### Short task
Return, unchanged, the lines of the material starting with the line that contains "holiday list: Diwali [746,91,763,97]" and going on through the line that contains "year title: 2013 [344,330,446,388]", with both of those lines included.

### Provided records

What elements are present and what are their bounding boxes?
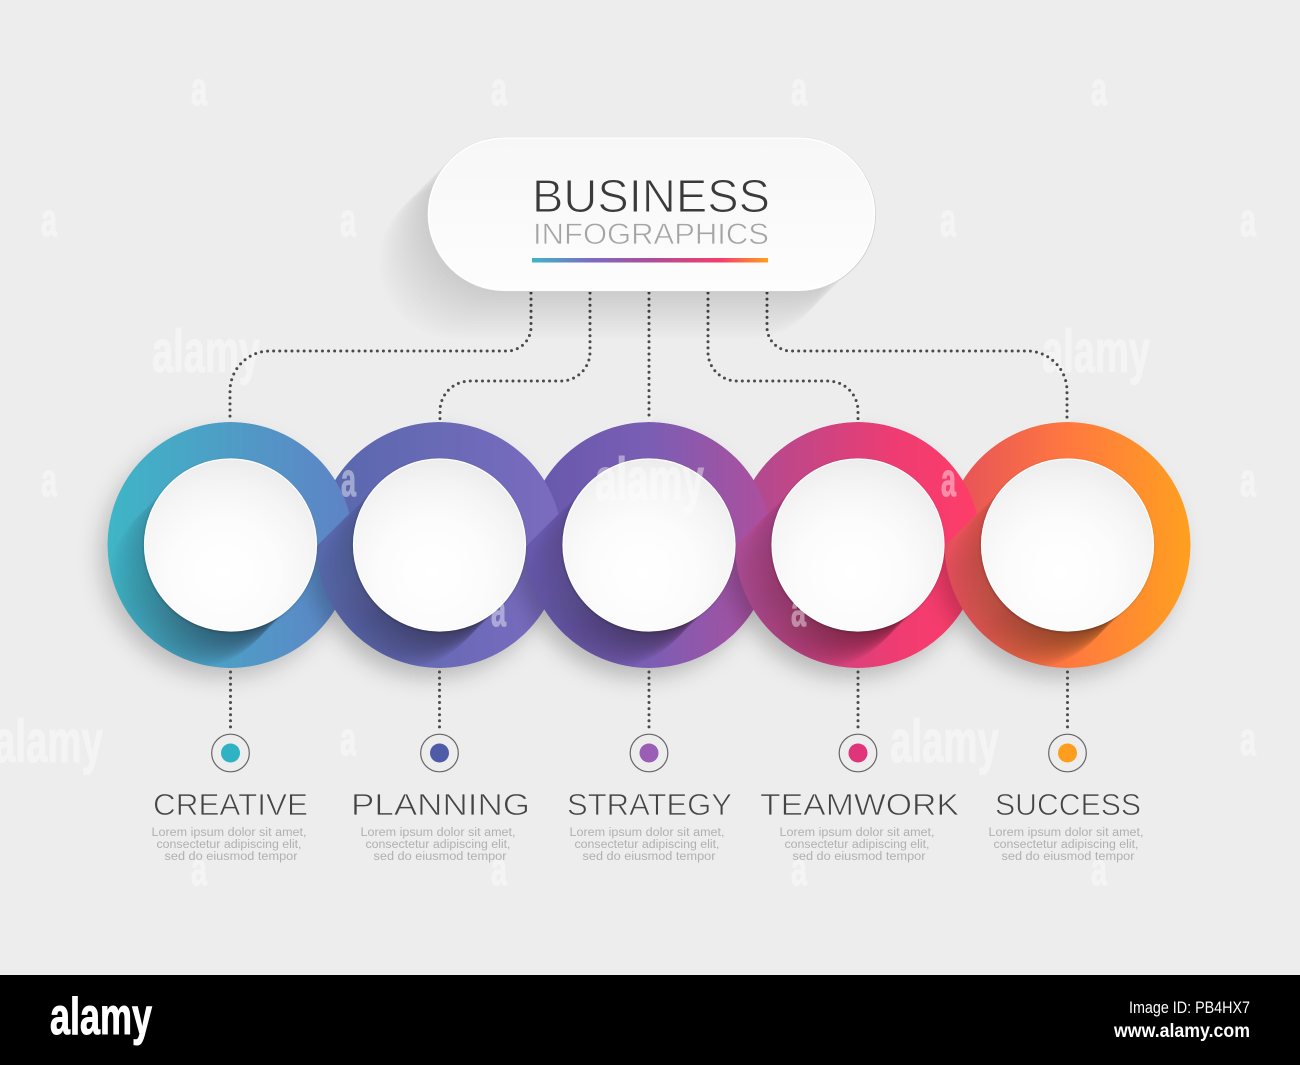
watermark over rings: a [341, 453, 356, 506]
watermarks [0, 62, 1257, 895]
marker 1 [212, 734, 249, 772]
description 2: sed do eiusmod tempor [374, 851, 507, 863]
ring 1 [100, 422, 354, 678]
description 2 [360, 827, 516, 863]
pill body [428, 138, 876, 292]
watermarks: a [791, 842, 808, 895]
description 4: consectetur adipiscing elit, [784, 839, 930, 851]
column 3: strategy [567, 734, 732, 863]
description 3: sed do eiusmod tempor [582, 851, 716, 863]
watermarks: a [1240, 453, 1257, 506]
watermark over rings: a [791, 583, 806, 636]
watermarks: a [791, 62, 808, 115]
column 2: planning [351, 734, 530, 863]
ring 5 [937, 422, 1190, 678]
description 5: consectetur adipiscing elit, [994, 839, 1138, 851]
pill title: BUSINESS [532, 170, 770, 222]
dotted connectors from title pill to rings [230, 293, 1067, 420]
disc contact shadows [144, 460, 1153, 632]
dotted connectors from rings to markers [230, 672, 1068, 731]
heading 2: PLANNING [351, 787, 530, 822]
ring 2 [309, 422, 562, 678]
ring 3 [518, 422, 772, 678]
description 3: consectetur adipiscing elit, [574, 839, 720, 851]
description 3: Lorem ipsum dolor sit amet, [570, 827, 724, 839]
watermarks: a [491, 842, 508, 895]
watermarks: a [41, 193, 58, 246]
marker 3 [630, 734, 668, 772]
description 2: consectetur adipiscing elit, [366, 839, 510, 851]
heading 4: TEAMWORK [760, 787, 959, 822]
heading 5: SUCCESS [995, 787, 1141, 822]
footer url: www.alamy.com [1113, 1021, 1250, 1042]
footer logo: alamy [50, 988, 152, 1046]
description 4: sed do eiusmod tempor [792, 851, 926, 863]
watermarks: a [191, 842, 208, 895]
gradient underline [532, 258, 768, 262]
watermarks: a [340, 193, 357, 246]
footer bar [0, 975, 1300, 1065]
marker 2 [421, 734, 458, 772]
watermark over rings: alamy [595, 446, 704, 513]
watermarks: alamy [152, 318, 260, 385]
description 4 [780, 827, 934, 863]
marker 5 [1049, 734, 1086, 772]
watermarks: alamy [890, 708, 999, 775]
marker 4 [839, 734, 877, 772]
watermarks: a [491, 62, 508, 115]
description 2: Lorem ipsum dolor sit amet, [360, 827, 516, 839]
pill subtitle: INFOGRAPHICS [533, 218, 769, 251]
description 3 [570, 827, 724, 863]
watermarks: alamy [1042, 318, 1150, 385]
watermarks: a [1240, 193, 1257, 246]
watermark over rings: a [941, 453, 956, 506]
description 5 [988, 827, 1144, 863]
column 1: creative [152, 734, 308, 863]
heading 1: CREATIVE [153, 787, 308, 822]
watermarks: a [1091, 62, 1108, 115]
watermarks: a [340, 712, 357, 765]
watermarks: a [1091, 842, 1108, 895]
watermarks: a [940, 193, 957, 246]
watermark over rings: a [491, 583, 506, 636]
watermarks: a [41, 453, 58, 506]
image id: Image ID: PB4HX7 [1129, 998, 1250, 1017]
interlock overlaps [316, 456, 977, 546]
heading 3: STRATEGY [567, 787, 732, 822]
description 5: Lorem ipsum dolor sit amet, [988, 827, 1144, 839]
watermarks: a [1240, 712, 1257, 765]
description 1 [152, 827, 306, 863]
pill long shadow [379, 140, 872, 339]
title pill [379, 138, 876, 339]
watermarks: a [191, 62, 208, 115]
description 5: sed do eiusmod tempor [1002, 851, 1135, 863]
inner white discs [144, 459, 1154, 631]
description 1: sed do eiusmod tempor [164, 851, 298, 863]
description 1: Lorem ipsum dolor sit amet, [152, 827, 306, 839]
watermark over rings [341, 446, 956, 636]
ring 4 [727, 422, 981, 678]
description 4: Lorem ipsum dolor sit amet, [780, 827, 934, 839]
description 1: consectetur adipiscing elit, [156, 839, 302, 851]
column 5: success [988, 734, 1144, 863]
column 4: teamwork [760, 734, 959, 863]
five interlocked rings [100, 422, 1190, 678]
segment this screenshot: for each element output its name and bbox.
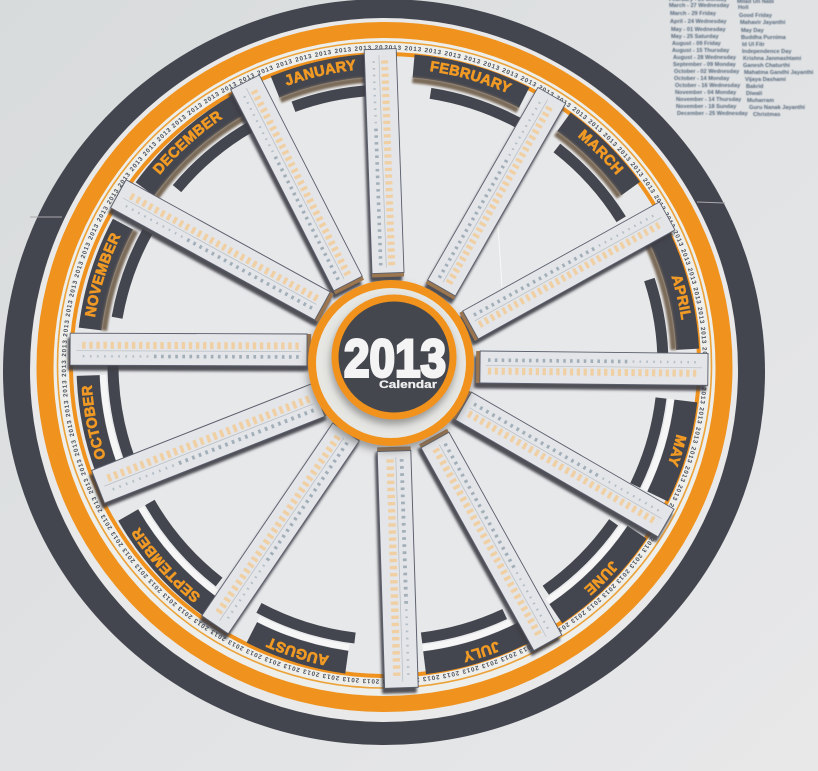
holiday list: Diwali [746,91,763,97]
holiday list: October - 14 Monday [674,76,730,82]
holiday list: October - 02 Wednesday [674,69,740,75]
ring of repeated year text: 2013 2013 2013 2013 2013 2013 2013 2013 2013 2013 2013 2013 2013 2013 2013 2013 2013 2013 2013 2013 2013 2013 2013 2013 2013 2013 2013 2013 2013 2013 2013 2013 2013 2013 2013 2013 2013 2013 2013 2013 2013 2013 2013 2013 2013 2013 2013 2013 2013 2013 2013 2013 2013 2013 2013 2013 2013 2013 2013 2013 2013 2013 2013 2013 2013 2013 2013 2013 2013 2013 2013 2013 2013 2013 2013 2013 2013 2013 2013 2013 2013 2013 2013 2013 2013 2013 2013 2013 2013 2013 2013 2013 2013 2013 2013 2013 2013 2013 2013 2013 [62,45,708,684]
strip: October [70,333,311,366]
month: November: NOVEMBER [84,233,121,318]
month: April: APRIL [671,276,691,320]
strip: September [92,382,329,503]
holiday list: May - 01 Wednesday [671,27,727,33]
holiday list: Holi [738,5,749,11]
holiday list: November - 04 Monday [675,90,737,96]
holiday list: Buddha Purnima [741,35,787,41]
month: July: JULY [464,642,498,663]
holiday list [669,0,814,118]
month: June: JUNE [584,561,618,596]
strip: January [231,75,364,294]
holiday list: December - 25 Wednesday [677,111,749,117]
holiday list: August - 28 Wednesday [673,55,737,61]
strip: February [426,87,566,299]
month: October: OCTOBER [82,384,105,460]
holiday list: Vijaya Dashami [745,77,786,83]
holiday list: March - 29 Friday [670,11,717,17]
holiday list: Ganesh Chaturthi [743,63,790,69]
holiday list: Mahavir Jayanthi [740,20,786,26]
holiday list: August - 09 Friday [672,41,722,47]
holiday list: Good Friday [739,13,773,19]
holiday list: Guru Nanak Jayanthi [749,105,805,111]
holiday list: Muharram [747,98,774,104]
strip: June [419,429,562,651]
strip: November [111,180,334,322]
holiday list: November - 14 Thursday [676,97,742,103]
month: February: FEBRUARY [430,60,513,92]
year title: 2013 [344,330,446,388]
holiday list: August - 15 Thursday [672,48,730,54]
holiday list: May Day [741,28,765,34]
holiday list: March - 27 Wednesday [669,3,730,9]
holiday list: Mahatma Gandhi Jayanthi [744,70,814,76]
strip: August [202,420,362,634]
month: December: DECEMBER [152,111,224,175]
strip: May [452,390,674,537]
calendar strips [70,49,708,688]
holiday list: October - 16 Wednesday [675,83,741,89]
month: January: JANUARY [286,59,356,86]
strip: March [459,202,675,341]
holiday list: Christmas [753,112,780,118]
hub ring [312,284,470,442]
calendar subtitle: Calendar [379,379,438,391]
month: September: SEPTEMBER [132,526,200,602]
month: March: MARCH [578,128,624,175]
holiday list: November - 18 Sunday [676,104,737,110]
holiday list: Bakrid [746,84,764,90]
holiday list: Independence Day [742,49,792,55]
holiday list: April - 24 Wednesday [670,19,727,25]
holiday list: September - 09 Monday [673,62,737,68]
month: August: AUGUST [265,638,330,666]
strip: July [377,446,418,688]
holiday list: Id Ul Fitr [742,42,766,48]
holiday list: Krishna Janmashtami [743,56,802,62]
strip: April [476,351,708,385]
center hub [312,284,470,442]
strip: top [364,49,404,277]
hub disc [335,298,453,416]
month: May: MAY [668,434,687,468]
holiday list: May - 25 Saturday [671,34,719,40]
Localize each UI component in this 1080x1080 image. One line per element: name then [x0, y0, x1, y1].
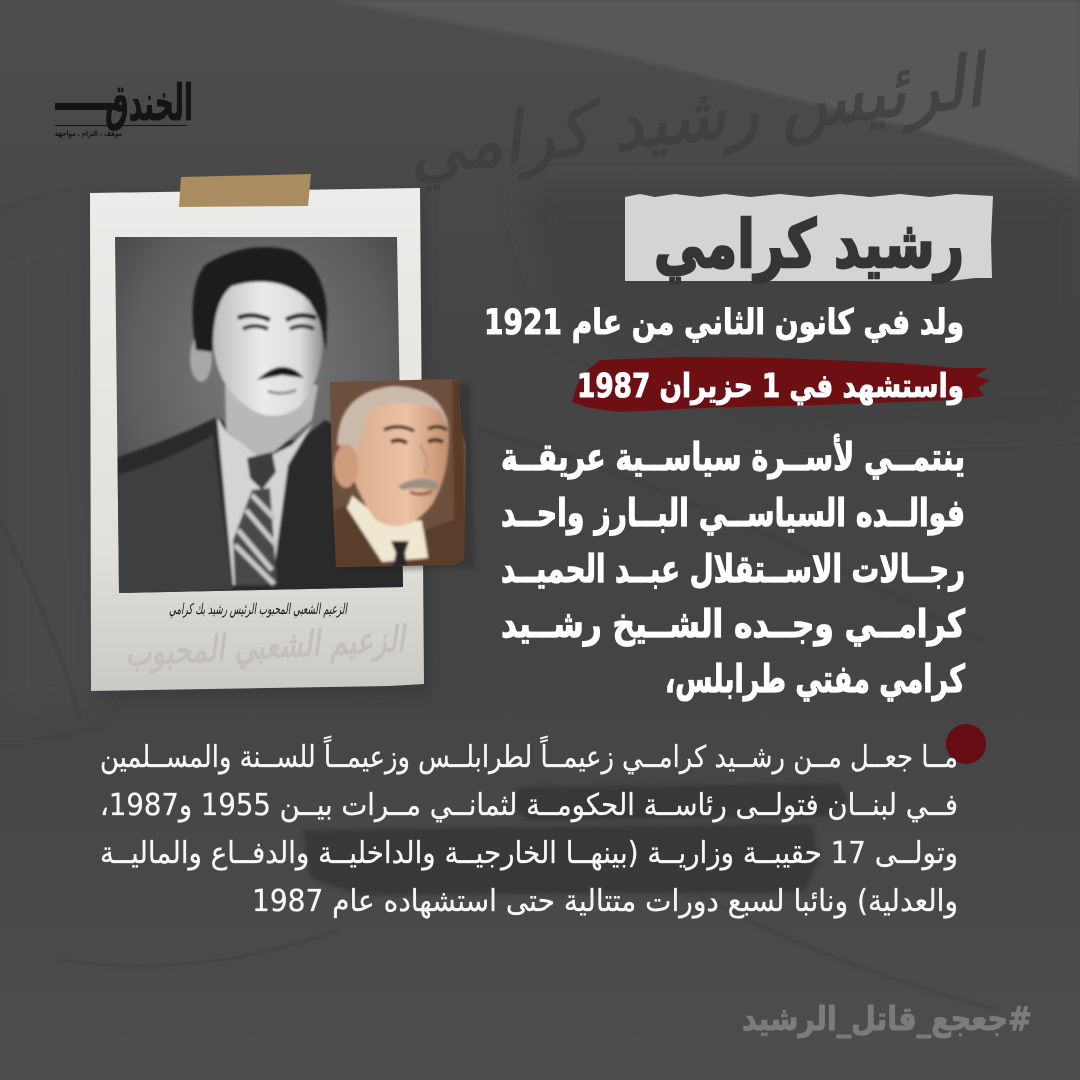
hashtag: #جعجع_قاتل_الرشيد — [742, 999, 1032, 1039]
family paragraph: كرامي مفتي طرابلس، — [665, 657, 966, 701]
eyes — [391, 440, 443, 443]
family paragraph: كرامــي وجــده الشــيخ رشــيد — [501, 602, 966, 647]
death line: واستشهد في 1 حزيران 1987 — [577, 366, 964, 406]
black and white portrait — [110, 232, 410, 600]
leadership paragraph — [100, 735, 958, 919]
birth line: ولد في كانون الثاني من عام 1921 — [484, 303, 964, 343]
moustache — [398, 479, 438, 490]
neck — [225, 385, 318, 462]
tie — [247, 452, 276, 490]
card shadow — [92, 194, 430, 698]
shirt — [217, 417, 313, 585]
eyebrows — [238, 315, 316, 320]
shirt — [347, 495, 428, 562]
paper card — [90, 188, 424, 691]
suit — [115, 417, 405, 600]
photo card — [90, 174, 475, 698]
leadership paragraph: فــي لبنــان فتولــى رئاســة الحكومــة لثمانــي مــرات بيــن 1955 و1987، — [100, 788, 958, 823]
ear — [334, 444, 358, 488]
watermark: faded calligraphy name: الرئيس رشيد كرامي — [403, 38, 994, 193]
title on torn paper — [625, 194, 993, 283]
red brush highlight — [572, 357, 990, 412]
moustache — [257, 367, 304, 380]
brows — [384, 427, 447, 431]
printed caption: الزعيم الشعبي المحبوب الرئيس رشيد بك كرامي — [169, 600, 348, 618]
logo: Al-Khandaq — [55, 74, 193, 138]
logo: Al-Khandaq: موقف . التزام . مواجهة — [55, 129, 122, 138]
leadership paragraph: والعدلية) ونائبا لسبع دورات متتالية حتى استشهاده عام 1987 — [252, 884, 958, 919]
red bullet — [946, 724, 986, 764]
face — [213, 282, 323, 416]
hair — [337, 386, 449, 450]
nose — [420, 445, 427, 474]
leadership paragraph: وتولــى 17 حقيبــة وزاريــة (بينهــا الخارجيــة والداخليــة والدفــاع والماليــة — [100, 836, 958, 871]
head — [352, 401, 451, 528]
faded stamp text: الزعيم الشعبي المحبوب — [124, 619, 410, 676]
logo: Al-Khandaq: الخندق — [105, 74, 193, 132]
hair — [193, 247, 327, 352]
lips — [268, 390, 296, 393]
color portrait — [330, 379, 466, 567]
masking tape — [179, 174, 311, 207]
color portrait shadow — [332, 384, 474, 572]
coat — [333, 505, 466, 567]
family paragraph — [501, 433, 966, 701]
ear — [190, 334, 212, 382]
tie — [391, 541, 409, 567]
torn paper strip — [625, 194, 993, 281]
leadership paragraph: مــا جعــل مــن رشــيد كرامــي زعيمــاً لطرابلــس وزعيمــاً للســنة والمســلمين — [100, 735, 958, 775]
eyes — [243, 326, 314, 329]
title name: رشيد كرامي — [654, 206, 964, 283]
mouth — [410, 491, 432, 494]
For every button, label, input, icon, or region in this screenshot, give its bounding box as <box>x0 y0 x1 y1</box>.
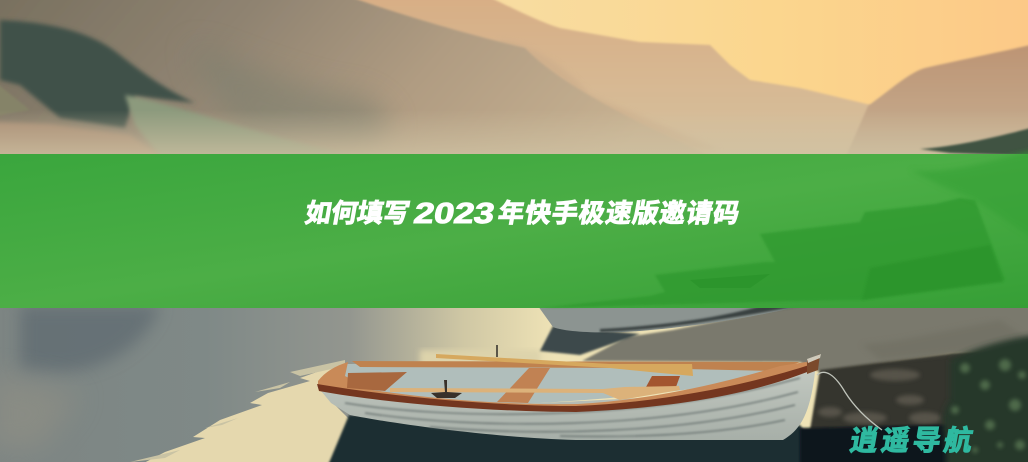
mooring rope <box>817 372 882 430</box>
dark reflection under boat <box>326 415 830 462</box>
foreground shrubs <box>943 335 1028 462</box>
gunwale <box>318 362 812 410</box>
plank at far gunwale <box>352 361 800 371</box>
green title band <box>0 150 1028 308</box>
gravel shore <box>582 303 1028 372</box>
hull <box>317 360 818 440</box>
interior <box>335 362 800 404</box>
title: 年快手极速版邀请码 <box>496 198 742 228</box>
title <box>302 198 742 230</box>
rowing boat <box>317 345 882 440</box>
title: 2023 <box>411 198 497 230</box>
title: 如何填写 <box>303 198 412 228</box>
stem post <box>807 354 820 374</box>
lake and shoreline <box>0 300 1028 462</box>
oarlock <box>431 380 462 398</box>
oars <box>390 386 680 400</box>
faded boats in band <box>540 198 1005 308</box>
thwarts <box>347 372 407 391</box>
sunlit wedge of water <box>140 362 350 462</box>
watermark logo: 逍遥导航 <box>848 424 975 456</box>
background boat behind the band <box>538 306 800 332</box>
background: misty mountain landscape <box>0 0 1028 170</box>
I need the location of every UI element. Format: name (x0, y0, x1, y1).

### Result below
holiday list: Diwali [746,91,763,97]
holiday list: October - 14 Monday [674,76,730,82]
holiday list: October - 02 Wednesday [674,69,740,75]
ring of repeated year text: 2013 2013 2013 2013 2013 2013 2013 2013 2013 2013 2013 2013 2013 2013 2013 2013 2013 2013 2013 2013 2013 2013 2013 2013 2013 2013 2013 2013 2013 2013 2013 2013 2013 2013 2013 2013 2013 2013 2013 2013 2013 2013 2013 2013 2013 2013 2013 2013 2013 2013 2013 2013 2013 2013 2013 2013 2013 2013 2013 2013 2013 2013 2013 2013 2013 2013 2013 2013 2013 2013 2013 2013 2013 2013 2013 2013 2013 2013 2013 2013 2013 2013 2013 2013 2013 2013 2013 2013 2013 2013 2013 2013 2013 2013 2013 2013 2013 2013 2013 2013 [62,45,708,684]
strip: October [70,333,311,366]
month: November: NOVEMBER [84,233,121,318]
month: April: APRIL [671,276,691,320]
strip: September [92,382,329,503]
holiday list: May - 01 Wednesday [671,27,727,33]
holiday list: Holi [738,5,749,11]
holiday list: November - 04 Monday [675,90,737,96]
holiday list: Buddha Purnima [741,35,787,41]
month: July: JULY [464,642,498,663]
holiday list [669,0,814,118]
month: June: JUNE [584,561,618,596]
strip: January [231,75,364,294]
holiday list: December - 25 Wednesday [677,111,749,117]
holiday list: August - 28 Wednesday [673,55,737,61]
strip: February [426,87,566,299]
month: October: OCTOBER [82,384,105,460]
holiday list: Vijaya Dashami [745,77,786,83]
holiday list: March - 29 Friday [670,11,717,17]
holiday list: Ganesh Chaturthi [743,63,790,69]
holiday list: Mahavir Jayanthi [740,20,786,26]
holiday list: August - 09 Friday [672,41,722,47]
holiday list: Good Friday [739,13,773,19]
holiday list: Guru Nanak Jayanthi [749,105,805,111]
holiday list: Muharram [747,98,774,104]
strip: June [419,429,562,651]
strip: November [111,180,334,322]
holiday list: November - 14 Thursday [676,97,742,103]
month: February: FEBRUARY [430,60,513,92]
year title: 2013 [344,330,446,388]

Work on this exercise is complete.